##### Data listing
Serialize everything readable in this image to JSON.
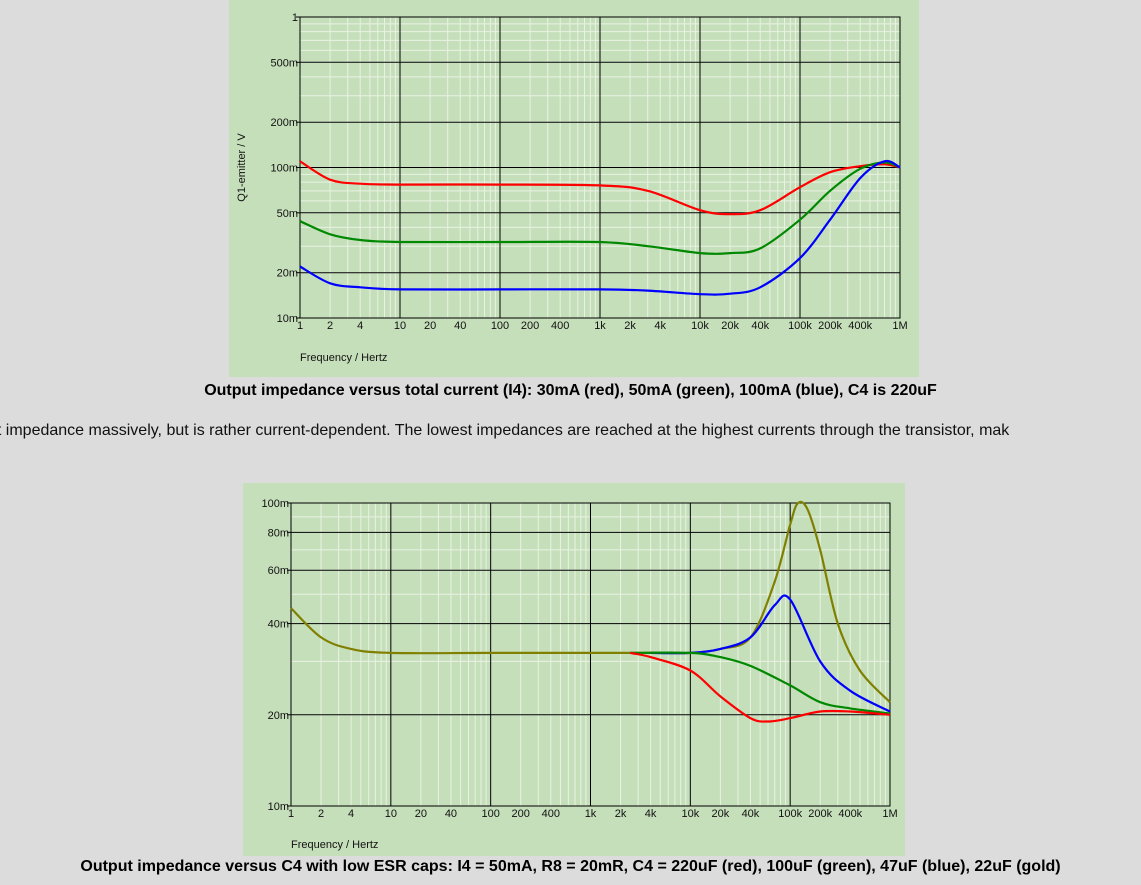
{
  "chart_data": [
    {
      "type": "line",
      "xlabel": "Frequency / Hertz",
      "ylabel": "Q1-emitter / V",
      "x_scale": "log",
      "y_scale": "log",
      "xlim": [
        1,
        1000000
      ],
      "ylim": [
        0.01,
        1
      ],
      "x_ticks": [
        {
          "v": 1,
          "label": "1"
        },
        {
          "v": 2,
          "label": "2"
        },
        {
          "v": 4,
          "label": "4"
        },
        {
          "v": 10,
          "label": "10"
        },
        {
          "v": 20,
          "label": "20"
        },
        {
          "v": 40,
          "label": "40"
        },
        {
          "v": 100,
          "label": "100"
        },
        {
          "v": 200,
          "label": "200"
        },
        {
          "v": 400,
          "label": "400"
        },
        {
          "v": 1000,
          "label": "1k"
        },
        {
          "v": 2000,
          "label": "2k"
        },
        {
          "v": 4000,
          "label": "4k"
        },
        {
          "v": 10000,
          "label": "10k"
        },
        {
          "v": 20000,
          "label": "20k"
        },
        {
          "v": 40000,
          "label": "40k"
        },
        {
          "v": 100000,
          "label": "100k"
        },
        {
          "v": 200000,
          "label": "200k"
        },
        {
          "v": 400000,
          "label": "400k"
        },
        {
          "v": 1000000,
          "label": "1M"
        }
      ],
      "y_ticks": [
        {
          "v": 1,
          "label": "1"
        },
        {
          "v": 0.5,
          "label": "500m"
        },
        {
          "v": 0.2,
          "label": "200m"
        },
        {
          "v": 0.1,
          "label": "100m"
        },
        {
          "v": 0.05,
          "label": "50m"
        },
        {
          "v": 0.02,
          "label": "20m"
        },
        {
          "v": 0.01,
          "label": "10m"
        }
      ],
      "grid": true,
      "series": [
        {
          "color": "#ff0000",
          "x": [
            1,
            2,
            4,
            10,
            100,
            1000,
            3000,
            10000,
            20000,
            40000,
            100000,
            200000,
            400000,
            700000,
            1000000
          ],
          "y": [
            0.11,
            0.083,
            0.078,
            0.077,
            0.077,
            0.076,
            0.07,
            0.052,
            0.049,
            0.052,
            0.074,
            0.093,
            0.102,
            0.105,
            0.1
          ]
        },
        {
          "color": "#008800",
          "x": [
            1,
            2,
            4,
            10,
            100,
            1000,
            3000,
            10000,
            20000,
            40000,
            100000,
            200000,
            400000,
            700000,
            1000000
          ],
          "y": [
            0.044,
            0.036,
            0.033,
            0.032,
            0.032,
            0.032,
            0.03,
            0.027,
            0.027,
            0.029,
            0.045,
            0.07,
            0.098,
            0.108,
            0.1
          ]
        },
        {
          "color": "#0000ff",
          "x": [
            1,
            2,
            4,
            10,
            100,
            1000,
            3000,
            10000,
            20000,
            40000,
            100000,
            200000,
            400000,
            700000,
            1000000
          ],
          "y": [
            0.022,
            0.017,
            0.016,
            0.0155,
            0.0155,
            0.0155,
            0.0152,
            0.0144,
            0.0145,
            0.016,
            0.025,
            0.045,
            0.085,
            0.11,
            0.1
          ]
        }
      ]
    },
    {
      "type": "line",
      "xlabel": "Frequency / Hertz",
      "ylabel": "",
      "x_scale": "log",
      "y_scale": "log",
      "xlim": [
        1,
        1000000
      ],
      "ylim": [
        0.01,
        0.1
      ],
      "x_ticks": [
        {
          "v": 1,
          "label": "1"
        },
        {
          "v": 2,
          "label": "2"
        },
        {
          "v": 4,
          "label": "4"
        },
        {
          "v": 10,
          "label": "10"
        },
        {
          "v": 20,
          "label": "20"
        },
        {
          "v": 40,
          "label": "40"
        },
        {
          "v": 100,
          "label": "100"
        },
        {
          "v": 200,
          "label": "200"
        },
        {
          "v": 400,
          "label": "400"
        },
        {
          "v": 1000,
          "label": "1k"
        },
        {
          "v": 2000,
          "label": "2k"
        },
        {
          "v": 4000,
          "label": "4k"
        },
        {
          "v": 10000,
          "label": "10k"
        },
        {
          "v": 20000,
          "label": "20k"
        },
        {
          "v": 40000,
          "label": "40k"
        },
        {
          "v": 100000,
          "label": "100k"
        },
        {
          "v": 200000,
          "label": "200k"
        },
        {
          "v": 400000,
          "label": "400k"
        },
        {
          "v": 1000000,
          "label": "1M"
        }
      ],
      "y_ticks": [
        {
          "v": 0.1,
          "label": "100m"
        },
        {
          "v": 0.08,
          "label": "80m"
        },
        {
          "v": 0.06,
          "label": "60m"
        },
        {
          "v": 0.04,
          "label": "40m"
        },
        {
          "v": 0.02,
          "label": "20m"
        },
        {
          "v": 0.01,
          "label": "10m"
        }
      ],
      "grid": true,
      "series": [
        {
          "color": "#808000",
          "x": [
            1,
            2,
            4,
            10,
            100,
            1000,
            4000,
            10000,
            20000,
            40000,
            70000,
            100000,
            120000,
            150000,
            200000,
            300000,
            500000,
            1000000
          ],
          "y": [
            0.045,
            0.036,
            0.033,
            0.032,
            0.032,
            0.032,
            0.032,
            0.032,
            0.033,
            0.036,
            0.055,
            0.085,
            0.1,
            0.095,
            0.07,
            0.04,
            0.028,
            0.022
          ]
        },
        {
          "color": "#0000ff",
          "x": [
            4000,
            10000,
            20000,
            40000,
            70000,
            100000,
            200000,
            400000,
            1000000
          ],
          "y": [
            0.032,
            0.032,
            0.033,
            0.036,
            0.046,
            0.048,
            0.03,
            0.024,
            0.0205
          ]
        },
        {
          "color": "#008800",
          "x": [
            2500,
            10000,
            20000,
            40000,
            100000,
            200000,
            400000,
            1000000
          ],
          "y": [
            0.032,
            0.032,
            0.031,
            0.029,
            0.025,
            0.022,
            0.021,
            0.0202
          ]
        },
        {
          "color": "#ff0000",
          "x": [
            2500,
            4000,
            10000,
            20000,
            40000,
            60000,
            100000,
            200000,
            400000,
            1000000
          ],
          "y": [
            0.032,
            0.031,
            0.028,
            0.023,
            0.0195,
            0.019,
            0.0195,
            0.0205,
            0.0205,
            0.02
          ]
        }
      ]
    }
  ],
  "captions": {
    "chart1": "Output impedance versus total current (I4): 30mA (red), 50mA (green), 100mA (blue), C4 is 220uF",
    "body": "ut impedance massively, but is rather current-dependent. The lowest impedances are reached at the highest currents through the transistor, mak",
    "chart2": "Output impedance versus C4 with low ESR caps: I4 = 50mA, R8 = 20mR, C4 = 220uF (red), 100uF (green), 47uF (blue), 22uF (gold)"
  }
}
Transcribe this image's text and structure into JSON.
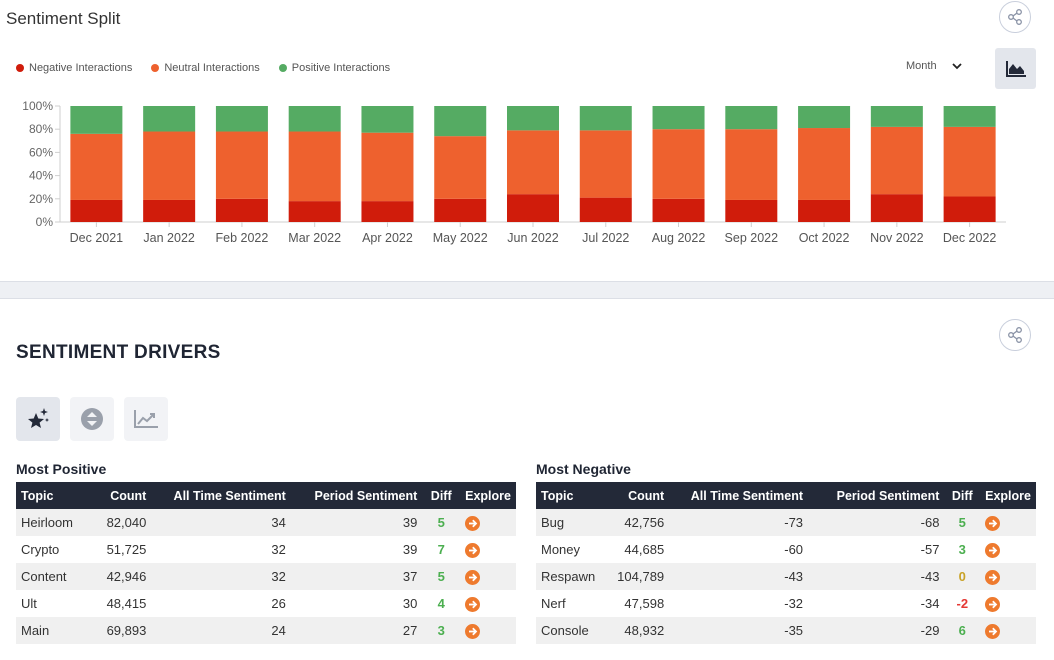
{
  "sentiment_split": {
    "title": "Sentiment Split",
    "legend": [
      {
        "label": "Negative Interactions",
        "color": "#d01c0b"
      },
      {
        "label": "Neutral Interactions",
        "color": "#ee612e"
      },
      {
        "label": "Positive Interactions",
        "color": "#55ab63"
      }
    ],
    "period_select": {
      "value": "Month"
    },
    "share_icon": "share-icon",
    "chart_type_icon": "area-chart-icon"
  },
  "chart_data": {
    "type": "bar",
    "stacked": true,
    "percent": true,
    "categories": [
      "Dec 2021",
      "Jan 2022",
      "Feb 2022",
      "Mar 2022",
      "Apr 2022",
      "May 2022",
      "Jun 2022",
      "Jul 2022",
      "Aug 2022",
      "Sep 2022",
      "Oct 2022",
      "Nov 2022",
      "Dec 2022"
    ],
    "y_ticks": [
      "100%",
      "80%",
      "60%",
      "40%",
      "20%",
      "0%"
    ],
    "ylim": [
      0,
      100
    ],
    "series": [
      {
        "name": "Negative Interactions",
        "color": "#d01c0b",
        "values": [
          19,
          19,
          20,
          18,
          18,
          20,
          24,
          21,
          20,
          19,
          19,
          24,
          22
        ]
      },
      {
        "name": "Neutral Interactions",
        "color": "#ee612e",
        "values": [
          57,
          59,
          58,
          60,
          59,
          54,
          55,
          58,
          60,
          61,
          62,
          58,
          60
        ]
      },
      {
        "name": "Positive Interactions",
        "color": "#55ab63",
        "values": [
          24,
          22,
          22,
          22,
          23,
          26,
          21,
          21,
          20,
          20,
          19,
          18,
          18
        ]
      }
    ],
    "grid": false,
    "legend_position": "top-left"
  },
  "drivers": {
    "title": "SENTIMENT DRIVERS",
    "modes": [
      {
        "icon": "sparkles-icon",
        "active": true
      },
      {
        "icon": "swap-vertical-icon",
        "active": false
      },
      {
        "icon": "trend-line-icon",
        "active": false
      }
    ],
    "columns": [
      "Topic",
      "Count",
      "All Time Sentiment",
      "Period Sentiment",
      "Diff",
      "Explore"
    ],
    "positive": {
      "title": "Most Positive",
      "rows": [
        {
          "topic": "Heirloom",
          "count": "82,040",
          "all_time": "34",
          "period": "39",
          "diff": "5",
          "diff_color": "#4caf50"
        },
        {
          "topic": "Crypto",
          "count": "51,725",
          "all_time": "32",
          "period": "39",
          "diff": "7",
          "diff_color": "#4caf50"
        },
        {
          "topic": "Content",
          "count": "42,946",
          "all_time": "32",
          "period": "37",
          "diff": "5",
          "diff_color": "#4caf50"
        },
        {
          "topic": "Ult",
          "count": "48,415",
          "all_time": "26",
          "period": "30",
          "diff": "4",
          "diff_color": "#4caf50"
        },
        {
          "topic": "Main",
          "count": "69,893",
          "all_time": "24",
          "period": "27",
          "diff": "3",
          "diff_color": "#4caf50"
        }
      ]
    },
    "negative": {
      "title": "Most Negative",
      "rows": [
        {
          "topic": "Bug",
          "count": "42,756",
          "all_time": "-73",
          "period": "-68",
          "diff": "5",
          "diff_color": "#4caf50"
        },
        {
          "topic": "Money",
          "count": "44,685",
          "all_time": "-60",
          "period": "-57",
          "diff": "3",
          "diff_color": "#4caf50"
        },
        {
          "topic": "Respawn",
          "count": "104,789",
          "all_time": "-43",
          "period": "-43",
          "diff": "0",
          "diff_color": "#c9a227"
        },
        {
          "topic": "Nerf",
          "count": "47,598",
          "all_time": "-32",
          "period": "-34",
          "diff": "-2",
          "diff_color": "#e53935"
        },
        {
          "topic": "Console",
          "count": "48,932",
          "all_time": "-35",
          "period": "-29",
          "diff": "6",
          "diff_color": "#4caf50"
        }
      ]
    }
  }
}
##########
-- Request --
Your task is to pick out every line with the string "current" and copy it.

-- Exercise solution --
    "chart1": "Output impedance versus total current (I4): 30mA (red), 50mA (green), 100mA (blue), C4 is 220uF",
    "body": "ut impedance massively, but is rather current-dependent. The lowest impedances are reached at the highest currents through the transistor, mak",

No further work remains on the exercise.